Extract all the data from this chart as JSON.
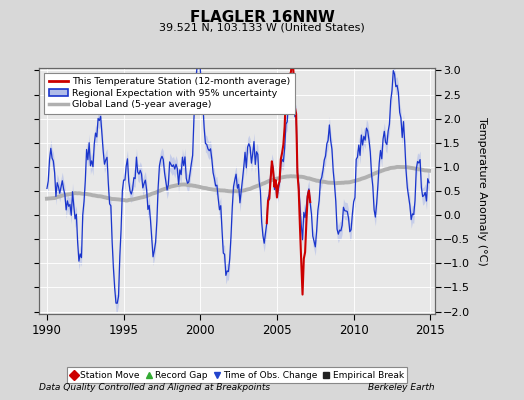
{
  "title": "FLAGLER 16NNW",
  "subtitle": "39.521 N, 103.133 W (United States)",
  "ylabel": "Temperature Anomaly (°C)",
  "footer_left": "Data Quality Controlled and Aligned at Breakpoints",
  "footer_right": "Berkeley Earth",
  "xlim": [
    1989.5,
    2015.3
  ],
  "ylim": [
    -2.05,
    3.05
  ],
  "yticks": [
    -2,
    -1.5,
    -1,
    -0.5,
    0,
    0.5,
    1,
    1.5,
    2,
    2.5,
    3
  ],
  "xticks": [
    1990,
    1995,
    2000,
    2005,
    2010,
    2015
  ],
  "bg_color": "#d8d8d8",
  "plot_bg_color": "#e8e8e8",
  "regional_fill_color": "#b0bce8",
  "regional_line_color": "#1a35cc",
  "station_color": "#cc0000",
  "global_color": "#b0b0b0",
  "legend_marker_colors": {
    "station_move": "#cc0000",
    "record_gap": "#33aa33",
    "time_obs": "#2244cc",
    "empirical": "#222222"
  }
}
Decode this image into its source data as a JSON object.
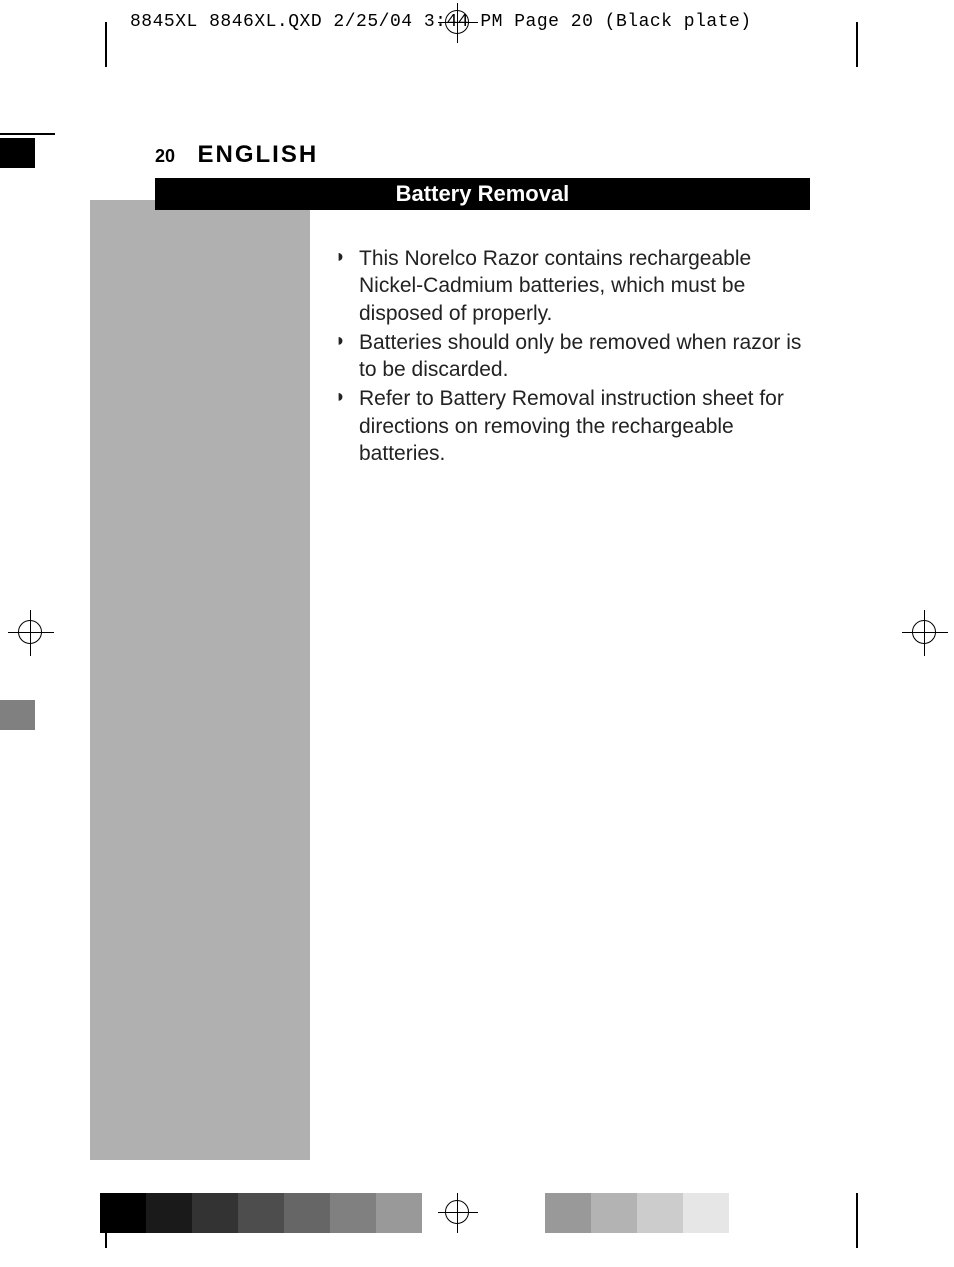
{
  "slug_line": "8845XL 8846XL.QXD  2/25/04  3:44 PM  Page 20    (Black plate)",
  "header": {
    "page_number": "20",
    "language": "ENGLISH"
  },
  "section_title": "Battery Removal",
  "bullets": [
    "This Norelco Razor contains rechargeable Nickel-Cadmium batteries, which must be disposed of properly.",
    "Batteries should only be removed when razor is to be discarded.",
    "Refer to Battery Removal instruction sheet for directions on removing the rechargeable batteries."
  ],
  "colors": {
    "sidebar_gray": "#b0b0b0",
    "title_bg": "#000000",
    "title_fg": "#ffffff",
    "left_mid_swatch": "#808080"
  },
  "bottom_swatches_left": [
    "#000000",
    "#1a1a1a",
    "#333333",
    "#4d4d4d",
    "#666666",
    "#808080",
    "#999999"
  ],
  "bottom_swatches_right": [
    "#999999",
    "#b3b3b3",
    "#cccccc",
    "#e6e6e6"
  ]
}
######
WORK INSTRUCTIONS: Identify the lines in the entries above that contain "rechargeable", then copy them out.

RESULT OF THE TASK:
    "This Norelco Razor contains rechargeable Nickel-Cadmium batteries, which must be disposed of properly.",
    "Refer to Battery Removal instruction sheet for directions on removing the rechargeable batteries."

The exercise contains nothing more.